▶ _The request_
In the lines below, how many hold the word "giảm"? Answer only with the number.

--- Begin Information supplied ---

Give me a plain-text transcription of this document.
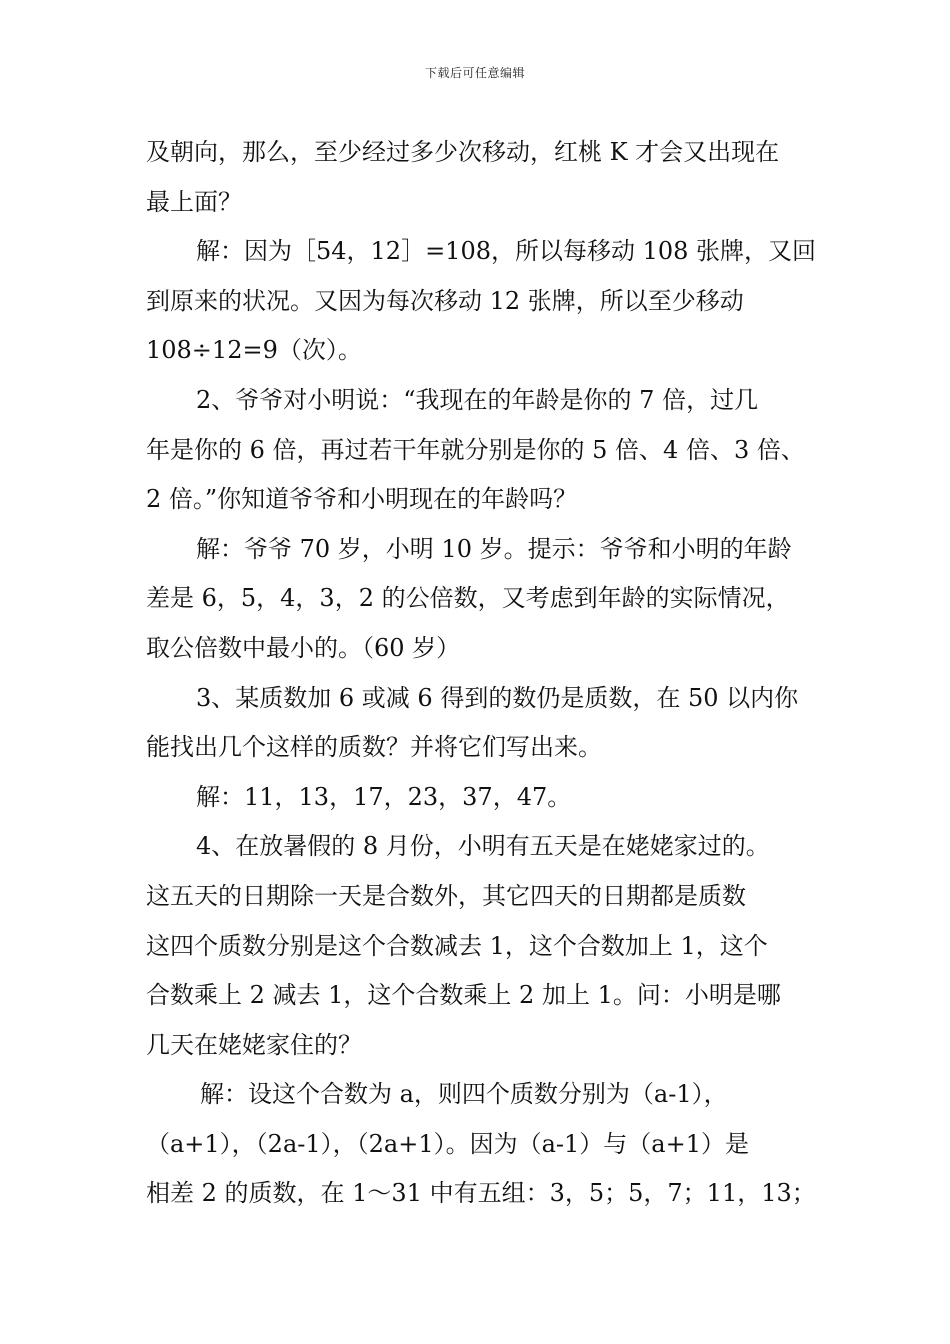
下载后可任意编辑
及朝向，那么，至少经过多少次移动，红桃 K 才会又出现在
最上面？
解：因为［54，12］=108，所以每移动 108 张牌，又回
到原来的状况。又因为每次移动 12 张牌，所以至少移动
108÷12=9（次）。
2、爷爷对小明说：“我现在的年龄是你的 7 倍，过几
年是你的 6 倍，再过若干年就分别是你的 5 倍、4 倍、3 倍、
2 倍。”你知道爷爷和小明现在的年龄吗？
解：爷爷 70 岁，小明 10 岁。提示：爷爷和小明的年龄
差是 6，5，4，3，2 的公倍数，又考虑到年龄的实际情况，
取公倍数中最小的。（60 岁）
3、某质数加 6 或减 6 得到的数仍是质数，在 50 以内你
能找出几个这样的质数？并将它们写出来。
解：11，13，17，23，37，47。
4、在放暑假的 8 月份，小明有五天是在姥姥家过的。
这五天的日期除一天是合数外，其它四天的日期都是质数
这四个质数分别是这个合数减去 1，这个合数加上 1，这个
合数乘上 2 减去 1，这个合数乘上 2 加上 1。问：小明是哪
几天在姥姥家住的？
解：设这个合数为 a，则四个质数分别为（a-1），
（a+1），（2a-1），（2a+1）。因为（a-1）与（a+1）是
相差 2 的质数，在 1～31 中有五组：3，5；5，7；11，13；
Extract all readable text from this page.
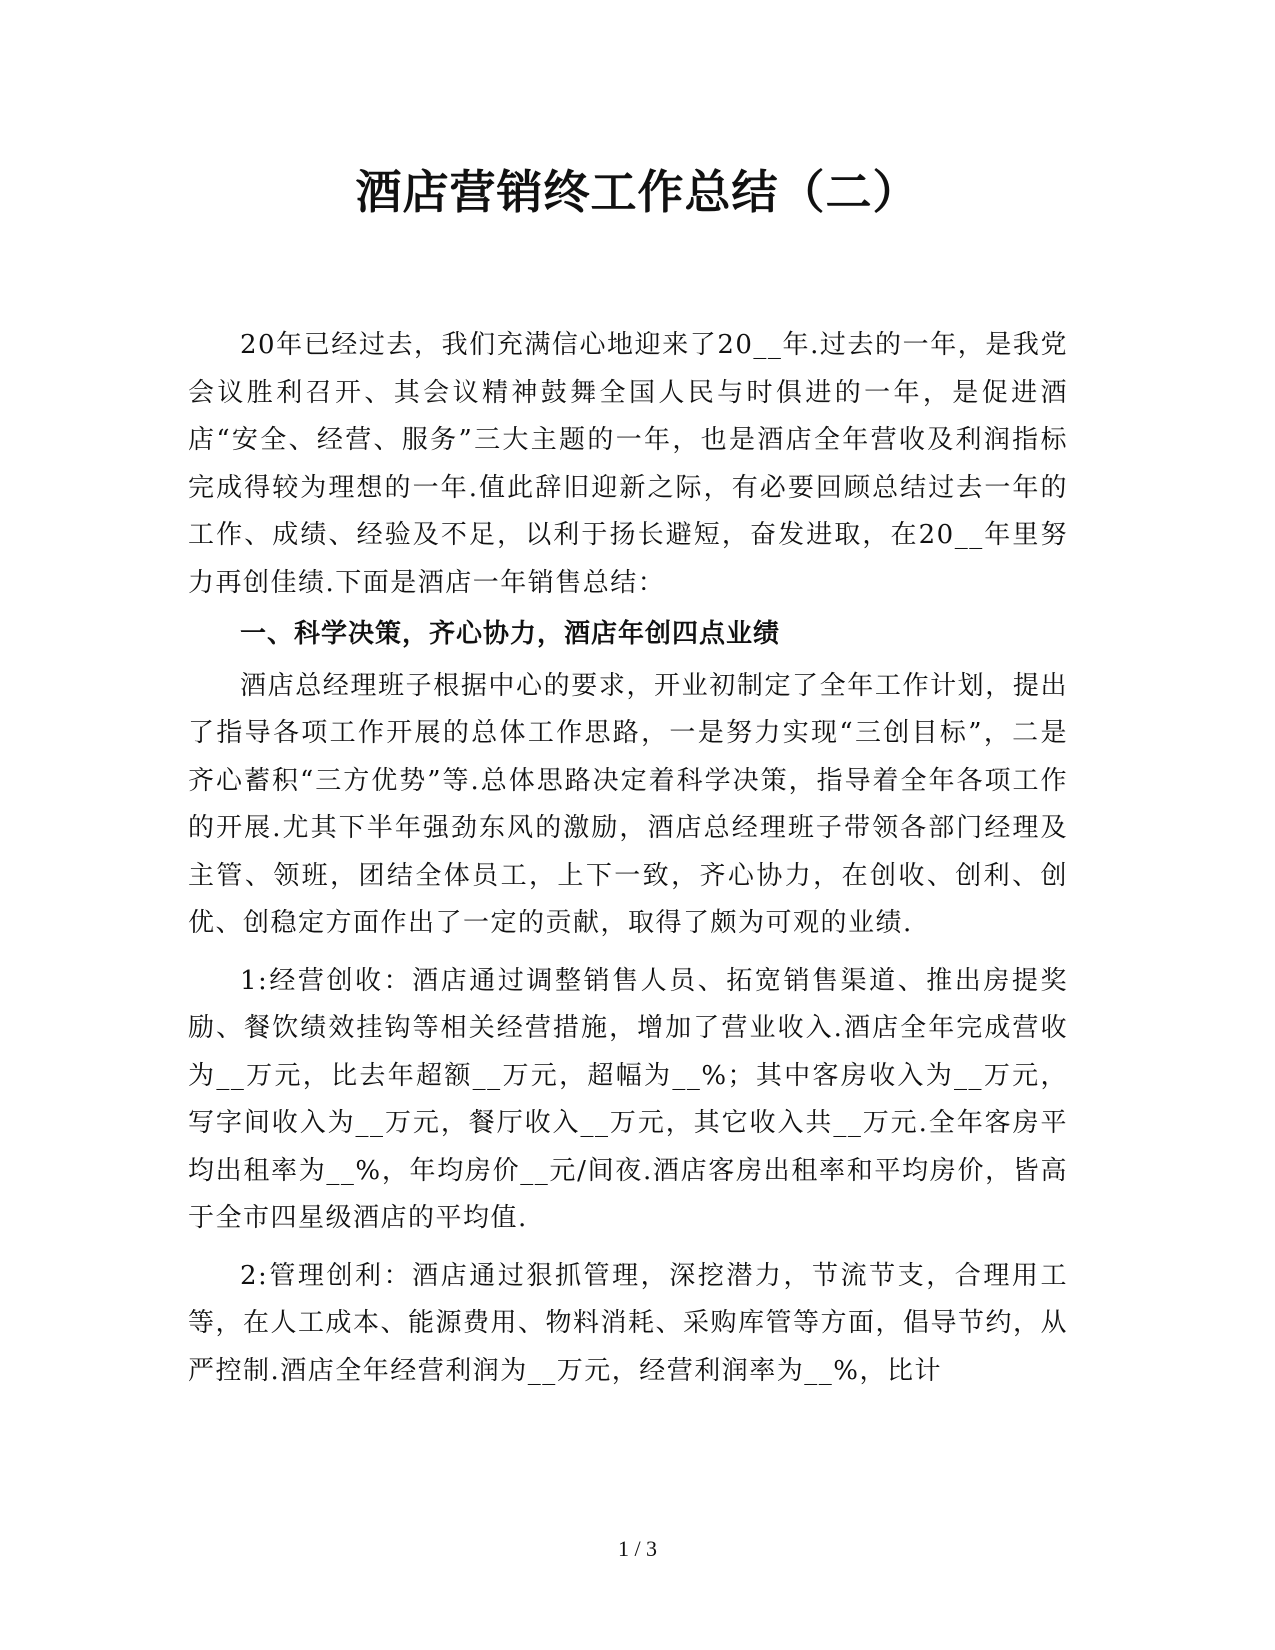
酒店营销终工作总结（二）

20年已经过去，我们充满信心地迎来了20__年.过去的一年，是我党会议胜利召开、其会议精神鼓舞全国人民与时俱进的一年，是促进酒店“安全、经营、服务”三大主题的一年，也是酒店全年营收及利润指标完成得较为理想的一年.值此辞旧迎新之际，有必要回顾总结过去一年的工作、成绩、经验及不足，以利于扬长避短，奋发进取，在20__年里努力再创佳绩.下面是酒店一年销售总结：

一、科学决策，齐心协力，酒店年创四点业绩

酒店总经理班子根据中心的要求，开业初制定了全年工作计划，提出了指导各项工作开展的总体工作思路，一是努力实现“三创目标”，二是齐心蓄积“三方优势”等.总体思路决定着科学决策，指导着全年各项工作的开展.尤其下半年强劲东风的激励，酒店总经理班子带领各部门经理及主管、领班，团结全体员工，上下一致，齐心协力，在创收、创利、创优、创稳定方面作出了一定的贡献，取得了颇为可观的业绩.

1:经营创收：酒店通过调整销售人员、拓宽销售渠道、推出房提奖励、餐饮绩效挂钩等相关经营措施，增加了营业收入.酒店全年完成营收为__万元，比去年超额__万元，超幅为__%；其中客房收入为__万元，写字间收入为__万元，餐厅收入__万元，其它收入共__万元.全年客房平均出租率为__%，年均房价__元/间夜.酒店客房出租率和平均房价，皆高于全市四星级酒店的平均值.

2:管理创利：酒店通过狠抓管理，深挖潜力，节流节支，合理用工等，在人工成本、能源费用、物料消耗、采购库管等方面，倡导节约，从严控制.酒店全年经营利润为__万元，经营利润率为__%，比计

1 / 3
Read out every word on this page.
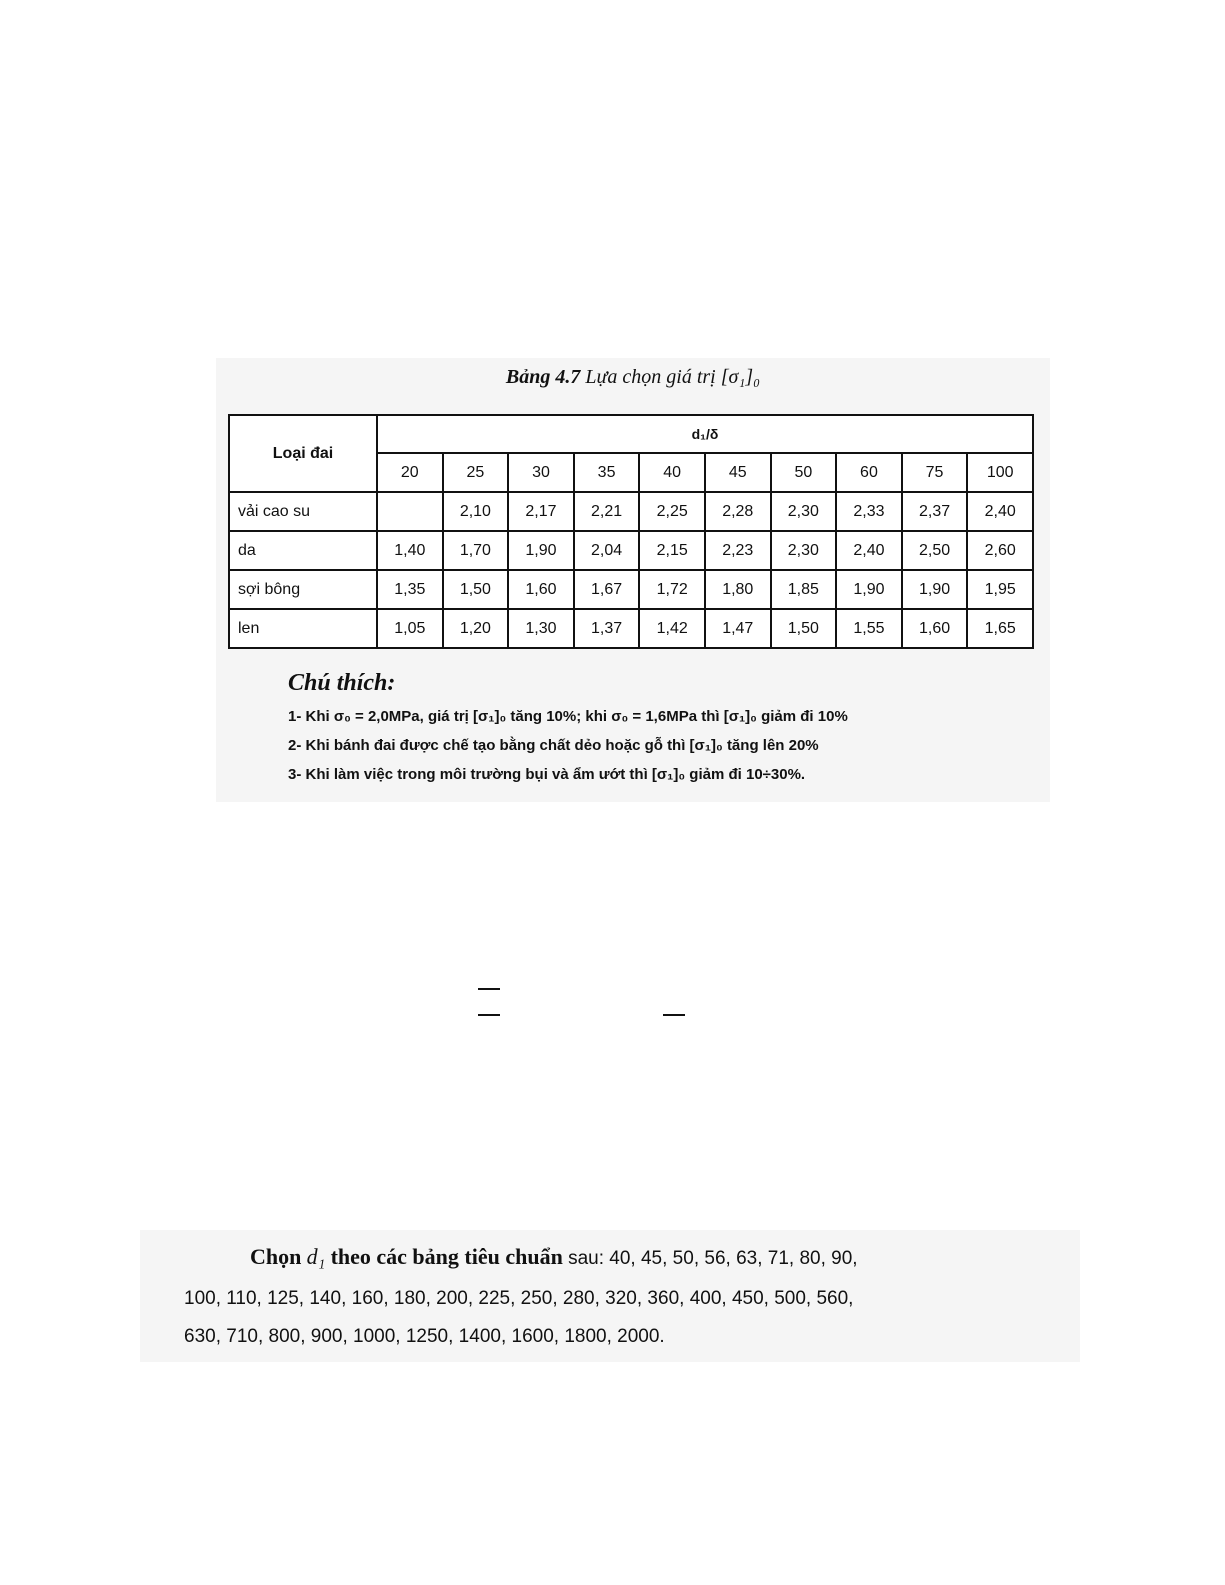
Bảng 4.7 Lựa chọn giá trị [σ₁]₀
Loại đai	d₁/δ									
	20	25	30	35	40	45	50	60	75	100
vải cao su		2,10	2,17	2,21	2,25	2,28	2,30	2,33	2,37	2,40
da	1,40	1,70	1,90	2,04	2,15	2,23	2,30	2,40	2,50	2,60
sợi bông	1,35	1,50	1,60	1,67	1,72	1,80	1,85	1,90	1,90	1,95
len	1,05	1,20	1,30	1,37	1,42	1,47	1,50	1,55	1,60	1,65
Chú thích:
1- Khi σ₀ = 2,0MPa, giá trị [σ₁]₀ tăng 10%; khi σ₀ = 1,6MPa thì [σ₁]₀ giảm đi 10%
2- Khi bánh đai được chế tạo bằng chất dẻo hoặc gỗ thì [σ₁]₀ tăng lên 20%
3- Khi làm việc trong môi trường bụi và ẩm ướt thì [σ₁]₀ giảm đi 10÷30%.
Chọn d₁ theo các bảng tiêu chuẩn sau: 40, 45, 50, 56, 63, 71, 80, 90,
100, 110, 125, 140, 160, 180, 200, 225, 250, 280, 320, 360, 400, 450, 500, 560,
630, 710, 800, 900, 1000, 1250, 1400, 1600, 1800, 2000.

--- End Information supplied ---

▶ _Response to this exercise_
2